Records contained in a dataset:
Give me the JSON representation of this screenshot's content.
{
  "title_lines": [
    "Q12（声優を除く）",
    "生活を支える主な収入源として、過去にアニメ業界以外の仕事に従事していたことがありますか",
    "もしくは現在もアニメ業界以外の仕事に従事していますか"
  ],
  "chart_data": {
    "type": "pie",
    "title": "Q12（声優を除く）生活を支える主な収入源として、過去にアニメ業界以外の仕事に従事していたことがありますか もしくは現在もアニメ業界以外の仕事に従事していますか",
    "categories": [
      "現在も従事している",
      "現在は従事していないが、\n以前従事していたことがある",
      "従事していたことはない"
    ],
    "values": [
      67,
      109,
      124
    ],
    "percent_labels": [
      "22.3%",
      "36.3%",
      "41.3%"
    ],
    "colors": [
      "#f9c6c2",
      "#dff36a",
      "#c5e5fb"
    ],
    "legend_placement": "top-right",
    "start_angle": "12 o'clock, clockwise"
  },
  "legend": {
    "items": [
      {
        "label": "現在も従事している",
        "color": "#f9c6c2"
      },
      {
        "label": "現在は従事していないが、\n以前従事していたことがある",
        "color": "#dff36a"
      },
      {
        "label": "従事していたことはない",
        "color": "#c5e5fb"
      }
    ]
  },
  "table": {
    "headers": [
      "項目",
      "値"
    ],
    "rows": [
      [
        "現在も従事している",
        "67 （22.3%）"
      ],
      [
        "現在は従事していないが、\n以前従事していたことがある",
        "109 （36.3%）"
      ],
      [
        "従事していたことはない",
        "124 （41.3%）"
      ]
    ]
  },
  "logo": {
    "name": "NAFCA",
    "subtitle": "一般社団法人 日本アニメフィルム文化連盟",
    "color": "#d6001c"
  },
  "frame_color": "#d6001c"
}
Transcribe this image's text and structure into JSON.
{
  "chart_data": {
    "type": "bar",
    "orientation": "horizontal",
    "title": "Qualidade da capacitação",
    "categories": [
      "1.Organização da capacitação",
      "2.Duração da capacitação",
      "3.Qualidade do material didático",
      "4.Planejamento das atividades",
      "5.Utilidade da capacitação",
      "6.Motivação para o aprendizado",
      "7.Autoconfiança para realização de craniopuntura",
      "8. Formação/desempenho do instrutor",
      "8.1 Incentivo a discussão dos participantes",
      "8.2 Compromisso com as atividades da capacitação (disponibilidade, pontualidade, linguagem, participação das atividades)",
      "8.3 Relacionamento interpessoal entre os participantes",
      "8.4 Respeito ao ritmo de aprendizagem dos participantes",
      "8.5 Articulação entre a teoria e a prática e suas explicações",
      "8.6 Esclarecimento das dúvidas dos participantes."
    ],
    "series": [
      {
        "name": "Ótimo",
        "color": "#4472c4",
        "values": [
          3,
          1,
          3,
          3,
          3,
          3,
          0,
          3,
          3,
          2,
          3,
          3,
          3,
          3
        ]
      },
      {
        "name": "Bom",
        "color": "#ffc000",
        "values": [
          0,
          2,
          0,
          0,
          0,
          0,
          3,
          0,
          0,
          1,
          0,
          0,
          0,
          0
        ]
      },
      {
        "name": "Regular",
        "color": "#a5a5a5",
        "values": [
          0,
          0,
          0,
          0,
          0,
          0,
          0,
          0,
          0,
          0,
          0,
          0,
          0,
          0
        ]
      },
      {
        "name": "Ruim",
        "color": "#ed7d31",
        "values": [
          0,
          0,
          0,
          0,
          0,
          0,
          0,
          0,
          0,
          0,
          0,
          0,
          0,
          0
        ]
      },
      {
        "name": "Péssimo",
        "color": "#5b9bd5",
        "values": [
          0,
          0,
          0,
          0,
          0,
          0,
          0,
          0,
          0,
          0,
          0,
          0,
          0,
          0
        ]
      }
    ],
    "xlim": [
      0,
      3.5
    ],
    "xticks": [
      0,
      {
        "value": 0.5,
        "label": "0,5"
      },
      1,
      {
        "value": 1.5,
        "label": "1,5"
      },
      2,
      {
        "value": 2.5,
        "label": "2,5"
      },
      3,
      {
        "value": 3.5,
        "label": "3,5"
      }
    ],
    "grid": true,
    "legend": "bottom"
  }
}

» **Stated problem**
Give back the data above exactly as it appears.

» **Full solution**
Give me the JSON representation of this screenshot's content.
{
  "title_lines": [
    "Q12（声優を除く）",
    "生活を支える主な収入源として、過去にアニメ業界以外の仕事に従事していたことがありますか",
    "もしくは現在もアニメ業界以外の仕事に従事していますか"
  ],
  "chart_data": {
    "type": "pie",
    "title": "Q12（声優を除く）生活を支える主な収入源として、過去にアニメ業界以外の仕事に従事していたことがありますか もしくは現在もアニメ業界以外の仕事に従事していますか",
    "categories": [
      "現在も従事している",
      "現在は従事していないが、\n以前従事していたことがある",
      "従事していたことはない"
    ],
    "values": [
      67,
      109,
      124
    ],
    "percent_labels": [
      "22.3%",
      "36.3%",
      "41.3%"
    ],
    "colors": [
      "#f9c6c2",
      "#dff36a",
      "#c5e5fb"
    ],
    "legend_placement": "top-right",
    "start_angle": "12 o'clock, clockwise"
  },
  "legend": {
    "items": [
      {
        "label": "現在も従事している",
        "color": "#f9c6c2"
      },
      {
        "label": "現在は従事していないが、\n以前従事していたことがある",
        "color": "#dff36a"
      },
      {
        "label": "従事していたことはない",
        "color": "#c5e5fb"
      }
    ]
  },
  "table": {
    "headers": [
      "項目",
      "値"
    ],
    "rows": [
      [
        "現在も従事している",
        "67 （22.3%）"
      ],
      [
        "現在は従事していないが、\n以前従事していたことがある",
        "109 （36.3%）"
      ],
      [
        "従事していたことはない",
        "124 （41.3%）"
      ]
    ]
  },
  "logo": {
    "name": "NAFCA",
    "subtitle": "一般社団法人 日本アニメフィルム文化連盟",
    "color": "#d6001c"
  },
  "frame_color": "#d6001c"
}
Transcribe this image's text and structure into JSON.
{
  "chart_data": {
    "type": "bar",
    "orientation": "horizontal",
    "title": "Qualidade da capacitação",
    "categories": [
      "1.Organização da capacitação",
      "2.Duração da capacitação",
      "3.Qualidade do material didático",
      "4.Planejamento das atividades",
      "5.Utilidade da capacitação",
      "6.Motivação para o aprendizado",
      "7.Autoconfiança para realização de craniopuntura",
      "8. Formação/desempenho do instrutor",
      "8.1 Incentivo a discussão dos participantes",
      "8.2 Compromisso com as atividades da capacitação (disponibilidade, pontualidade, linguagem, participação das atividades)",
      "8.3 Relacionamento interpessoal entre os participantes",
      "8.4 Respeito ao ritmo de aprendizagem dos participantes",
      "8.5 Articulação entre a teoria e a prática e suas explicações",
      "8.6 Esclarecimento das dúvidas dos participantes."
    ],
    "series": [
      {
        "name": "Ótimo",
        "color": "#4472c4",
        "values": [
          3,
          1,
          3,
          3,
          3,
          3,
          0,
          3,
          3,
          2,
          3,
          3,
          3,
          3
        ]
      },
      {
        "name": "Bom",
        "color": "#ffc000",
        "values": [
          0,
          2,
          0,
          0,
          0,
          0,
          3,
          0,
          0,
          1,
          0,
          0,
          0,
          0
        ]
      },
      {
        "name": "Regular",
        "color": "#a5a5a5",
        "values": [
          0,
          0,
          0,
          0,
          0,
          0,
          0,
          0,
          0,
          0,
          0,
          0,
          0,
          0
        ]
      },
      {
        "name": "Ruim",
        "color": "#ed7d31",
        "values": [
          0,
          0,
          0,
          0,
          0,
          0,
          0,
          0,
          0,
          0,
          0,
          0,
          0,
          0
        ]
      },
      {
        "name": "Péssimo",
        "color": "#5b9bd5",
        "values": [
          0,
          0,
          0,
          0,
          0,
          0,
          0,
          0,
          0,
          0,
          0,
          0,
          0,
          0
        ]
      }
    ],
    "xlim": [
      0,
      3.5
    ],
    "xticks": [
      0,
      {
        "value": 0.5,
        "label": "0,5"
      },
      1,
      {
        "value": 1.5,
        "label": "1,5"
      },
      2,
      {
        "value": 2.5,
        "label": "2,5"
      },
      3,
      {
        "value": 3.5,
        "label": "3,5"
      }
    ],
    "grid": true,
    "legend": "bottom"
  }
}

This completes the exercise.